> **Set problem**
All records below must be retyped exactly.

> **Provided entries**
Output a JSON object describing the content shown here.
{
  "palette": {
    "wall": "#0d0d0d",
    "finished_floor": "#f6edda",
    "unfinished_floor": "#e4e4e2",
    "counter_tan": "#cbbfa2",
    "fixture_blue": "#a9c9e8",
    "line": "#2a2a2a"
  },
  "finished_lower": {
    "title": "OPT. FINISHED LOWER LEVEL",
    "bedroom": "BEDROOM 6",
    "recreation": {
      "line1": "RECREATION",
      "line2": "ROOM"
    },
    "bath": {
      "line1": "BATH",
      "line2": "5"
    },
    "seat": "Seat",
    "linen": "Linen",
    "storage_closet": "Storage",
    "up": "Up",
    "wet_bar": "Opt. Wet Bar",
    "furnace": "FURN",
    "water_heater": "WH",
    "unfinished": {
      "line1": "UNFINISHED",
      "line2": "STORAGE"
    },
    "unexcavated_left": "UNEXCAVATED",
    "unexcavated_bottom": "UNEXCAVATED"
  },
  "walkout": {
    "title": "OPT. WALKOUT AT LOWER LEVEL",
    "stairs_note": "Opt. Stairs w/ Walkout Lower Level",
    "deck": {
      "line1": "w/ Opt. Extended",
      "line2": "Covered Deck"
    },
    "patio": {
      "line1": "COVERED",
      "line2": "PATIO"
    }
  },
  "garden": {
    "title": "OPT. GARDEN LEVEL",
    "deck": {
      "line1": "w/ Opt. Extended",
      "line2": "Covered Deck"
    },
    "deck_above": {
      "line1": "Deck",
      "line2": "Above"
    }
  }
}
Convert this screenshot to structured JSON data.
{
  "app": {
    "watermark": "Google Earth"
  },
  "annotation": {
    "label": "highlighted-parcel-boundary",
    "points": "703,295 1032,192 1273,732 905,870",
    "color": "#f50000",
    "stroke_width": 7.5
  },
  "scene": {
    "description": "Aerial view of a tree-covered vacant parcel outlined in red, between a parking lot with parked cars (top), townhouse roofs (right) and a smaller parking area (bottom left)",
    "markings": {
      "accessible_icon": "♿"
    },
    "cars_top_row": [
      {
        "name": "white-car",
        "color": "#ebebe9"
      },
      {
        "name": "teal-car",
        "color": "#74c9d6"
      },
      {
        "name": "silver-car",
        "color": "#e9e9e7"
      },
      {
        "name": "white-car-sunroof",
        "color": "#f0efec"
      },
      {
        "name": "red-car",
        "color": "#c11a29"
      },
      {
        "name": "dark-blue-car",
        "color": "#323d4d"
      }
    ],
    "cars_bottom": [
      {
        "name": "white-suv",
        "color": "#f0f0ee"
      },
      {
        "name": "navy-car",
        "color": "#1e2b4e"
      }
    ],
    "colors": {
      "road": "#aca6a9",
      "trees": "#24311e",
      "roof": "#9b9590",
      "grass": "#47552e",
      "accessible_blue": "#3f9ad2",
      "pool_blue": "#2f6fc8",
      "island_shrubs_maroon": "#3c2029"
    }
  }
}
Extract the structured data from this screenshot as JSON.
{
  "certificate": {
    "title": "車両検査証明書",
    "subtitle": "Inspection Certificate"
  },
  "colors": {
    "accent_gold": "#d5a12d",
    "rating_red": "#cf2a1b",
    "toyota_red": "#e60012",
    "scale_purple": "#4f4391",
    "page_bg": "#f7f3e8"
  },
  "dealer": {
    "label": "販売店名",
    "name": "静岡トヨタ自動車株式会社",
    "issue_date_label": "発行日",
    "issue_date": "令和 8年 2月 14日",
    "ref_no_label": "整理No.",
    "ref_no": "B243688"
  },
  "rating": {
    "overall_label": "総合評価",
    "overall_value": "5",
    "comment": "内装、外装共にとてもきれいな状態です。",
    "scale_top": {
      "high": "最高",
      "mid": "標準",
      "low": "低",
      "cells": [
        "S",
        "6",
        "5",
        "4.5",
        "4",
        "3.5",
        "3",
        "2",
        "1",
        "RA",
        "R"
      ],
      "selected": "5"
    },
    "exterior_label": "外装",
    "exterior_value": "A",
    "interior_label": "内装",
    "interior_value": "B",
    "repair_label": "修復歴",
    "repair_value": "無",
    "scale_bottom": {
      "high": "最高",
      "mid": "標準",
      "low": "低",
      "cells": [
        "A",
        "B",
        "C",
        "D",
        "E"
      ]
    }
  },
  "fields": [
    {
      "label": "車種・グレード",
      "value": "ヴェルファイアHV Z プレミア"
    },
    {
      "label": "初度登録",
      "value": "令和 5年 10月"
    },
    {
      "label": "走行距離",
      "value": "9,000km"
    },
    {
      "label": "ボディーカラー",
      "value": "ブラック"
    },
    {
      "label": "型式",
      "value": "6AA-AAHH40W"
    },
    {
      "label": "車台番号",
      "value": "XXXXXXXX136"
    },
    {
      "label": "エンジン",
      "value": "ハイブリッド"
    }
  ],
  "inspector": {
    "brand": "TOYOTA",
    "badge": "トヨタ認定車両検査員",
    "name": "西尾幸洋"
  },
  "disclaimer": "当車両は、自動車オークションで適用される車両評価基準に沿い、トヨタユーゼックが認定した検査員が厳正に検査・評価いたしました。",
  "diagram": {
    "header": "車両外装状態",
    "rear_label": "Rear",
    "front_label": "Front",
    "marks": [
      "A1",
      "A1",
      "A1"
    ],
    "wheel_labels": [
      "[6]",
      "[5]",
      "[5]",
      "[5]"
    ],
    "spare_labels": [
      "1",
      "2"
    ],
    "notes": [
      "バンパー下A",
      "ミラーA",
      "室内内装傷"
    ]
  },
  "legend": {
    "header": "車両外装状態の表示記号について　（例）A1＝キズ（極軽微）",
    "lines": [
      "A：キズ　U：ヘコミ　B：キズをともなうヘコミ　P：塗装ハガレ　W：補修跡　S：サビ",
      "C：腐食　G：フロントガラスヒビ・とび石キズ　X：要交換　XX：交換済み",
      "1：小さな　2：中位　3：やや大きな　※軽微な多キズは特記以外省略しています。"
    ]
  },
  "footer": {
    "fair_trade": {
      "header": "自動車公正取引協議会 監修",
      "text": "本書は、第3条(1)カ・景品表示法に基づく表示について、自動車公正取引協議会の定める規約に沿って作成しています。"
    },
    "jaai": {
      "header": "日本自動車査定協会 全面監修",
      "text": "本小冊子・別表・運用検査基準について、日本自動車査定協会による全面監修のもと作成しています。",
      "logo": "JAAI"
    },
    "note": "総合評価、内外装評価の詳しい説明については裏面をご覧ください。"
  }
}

> **Reply**
Output a JSON object describing the content shown here.
{
  "palette": {
    "wall": "#0d0d0d",
    "finished_floor": "#f6edda",
    "unfinished_floor": "#e4e4e2",
    "counter_tan": "#cbbfa2",
    "fixture_blue": "#a9c9e8",
    "line": "#2a2a2a"
  },
  "finished_lower": {
    "title": "OPT. FINISHED LOWER LEVEL",
    "bedroom": "BEDROOM 6",
    "recreation": {
      "line1": "RECREATION",
      "line2": "ROOM"
    },
    "bath": {
      "line1": "BATH",
      "line2": "5"
    },
    "seat": "Seat",
    "linen": "Linen",
    "storage_closet": "Storage",
    "up": "Up",
    "wet_bar": "Opt. Wet Bar",
    "furnace": "FURN",
    "water_heater": "WH",
    "unfinished": {
      "line1": "UNFINISHED",
      "line2": "STORAGE"
    },
    "unexcavated_left": "UNEXCAVATED",
    "unexcavated_bottom": "UNEXCAVATED"
  },
  "walkout": {
    "title": "OPT. WALKOUT AT LOWER LEVEL",
    "stairs_note": "Opt. Stairs w/ Walkout Lower Level",
    "deck": {
      "line1": "w/ Opt. Extended",
      "line2": "Covered Deck"
    },
    "patio": {
      "line1": "COVERED",
      "line2": "PATIO"
    }
  },
  "garden": {
    "title": "OPT. GARDEN LEVEL",
    "deck": {
      "line1": "w/ Opt. Extended",
      "line2": "Covered Deck"
    },
    "deck_above": {
      "line1": "Deck",
      "line2": "Above"
    }
  }
}
Convert this screenshot to structured JSON data.
{
  "app": {
    "watermark": "Google Earth"
  },
  "annotation": {
    "label": "highlighted-parcel-boundary",
    "points": "703,295 1032,192 1273,732 905,870",
    "color": "#f50000",
    "stroke_width": 7.5
  },
  "scene": {
    "description": "Aerial view of a tree-covered vacant parcel outlined in red, between a parking lot with parked cars (top), townhouse roofs (right) and a smaller parking area (bottom left)",
    "markings": {
      "accessible_icon": "♿"
    },
    "cars_top_row": [
      {
        "name": "white-car",
        "color": "#ebebe9"
      },
      {
        "name": "teal-car",
        "color": "#74c9d6"
      },
      {
        "name": "silver-car",
        "color": "#e9e9e7"
      },
      {
        "name": "white-car-sunroof",
        "color": "#f0efec"
      },
      {
        "name": "red-car",
        "color": "#c11a29"
      },
      {
        "name": "dark-blue-car",
        "color": "#323d4d"
      }
    ],
    "cars_bottom": [
      {
        "name": "white-suv",
        "color": "#f0f0ee"
      },
      {
        "name": "navy-car",
        "color": "#1e2b4e"
      }
    ],
    "colors": {
      "road": "#aca6a9",
      "trees": "#24311e",
      "roof": "#9b9590",
      "grass": "#47552e",
      "accessible_blue": "#3f9ad2",
      "pool_blue": "#2f6fc8",
      "island_shrubs_maroon": "#3c2029"
    }
  }
}
Extract the structured data from this screenshot as JSON.
{
  "certificate": {
    "title": "車両検査証明書",
    "subtitle": "Inspection Certificate"
  },
  "colors": {
    "accent_gold": "#d5a12d",
    "rating_red": "#cf2a1b",
    "toyota_red": "#e60012",
    "scale_purple": "#4f4391",
    "page_bg": "#f7f3e8"
  },
  "dealer": {
    "label": "販売店名",
    "name": "静岡トヨタ自動車株式会社",
    "issue_date_label": "発行日",
    "issue_date": "令和 8年 2月 14日",
    "ref_no_label": "整理No.",
    "ref_no": "B243688"
  },
  "rating": {
    "overall_label": "総合評価",
    "overall_value": "5",
    "comment": "内装、外装共にとてもきれいな状態です。",
    "scale_top": {
      "high": "最高",
      "mid": "標準",
      "low": "低",
      "cells": [
        "S",
        "6",
        "5",
        "4.5",
        "4",
        "3.5",
        "3",
        "2",
        "1",
        "RA",
        "R"
      ],
      "selected": "5"
    },
    "exterior_label": "外装",
    "exterior_value": "A",
    "interior_label": "内装",
    "interior_value": "B",
    "repair_label": "修復歴",
    "repair_value": "無",
    "scale_bottom": {
      "high": "最高",
      "mid": "標準",
      "low": "低",
      "cells": [
        "A",
        "B",
        "C",
        "D",
        "E"
      ]
    }
  },
  "fields": [
    {
      "label": "車種・グレード",
      "value": "ヴェルファイアHV Z プレミア"
    },
    {
      "label": "初度登録",
      "value": "令和 5年 10月"
    },
    {
      "label": "走行距離",
      "value": "9,000km"
    },
    {
      "label": "ボディーカラー",
      "value": "ブラック"
    },
    {
      "label": "型式",
      "value": "6AA-AAHH40W"
    },
    {
      "label": "車台番号",
      "value": "XXXXXXXX136"
    },
    {
      "label": "エンジン",
      "value": "ハイブリッド"
    }
  ],
  "inspector": {
    "brand": "TOYOTA",
    "badge": "トヨタ認定車両検査員",
    "name": "西尾幸洋"
  },
  "disclaimer": "当車両は、自動車オークションで適用される車両評価基準に沿い、トヨタユーゼックが認定した検査員が厳正に検査・評価いたしました。",
  "diagram": {
    "header": "車両外装状態",
    "rear_label": "Rear",
    "front_label": "Front",
    "marks": [
      "A1",
      "A1",
      "A1"
    ],
    "wheel_labels": [
      "[6]",
      "[5]",
      "[5]",
      "[5]"
    ],
    "spare_labels": [
      "1",
      "2"
    ],
    "notes": [
      "バンパー下A",
      "ミラーA",
      "室内内装傷"
    ]
  },
  "legend": {
    "header": "車両外装状態の表示記号について　（例）A1＝キズ（極軽微）",
    "lines": [
      "A：キズ　U：ヘコミ　B：キズをともなうヘコミ　P：塗装ハガレ　W：補修跡　S：サビ",
      "C：腐食　G：フロントガラスヒビ・とび石キズ　X：要交換　XX：交換済み",
      "1：小さな　2：中位　3：やや大きな　※軽微な多キズは特記以外省略しています。"
    ]
  },
  "footer": {
    "fair_trade": {
      "header": "自動車公正取引協議会 監修",
      "text": "本書は、第3条(1)カ・景品表示法に基づく表示について、自動車公正取引協議会の定める規約に沿って作成しています。"
    },
    "jaai": {
      "header": "日本自動車査定協会 全面監修",
      "text": "本小冊子・別表・運用検査基準について、日本自動車査定協会による全面監修のもと作成しています。",
      "logo": "JAAI"
    },
    "note": "総合評価、内外装評価の詳しい説明については裏面をご覧ください。"
  }
}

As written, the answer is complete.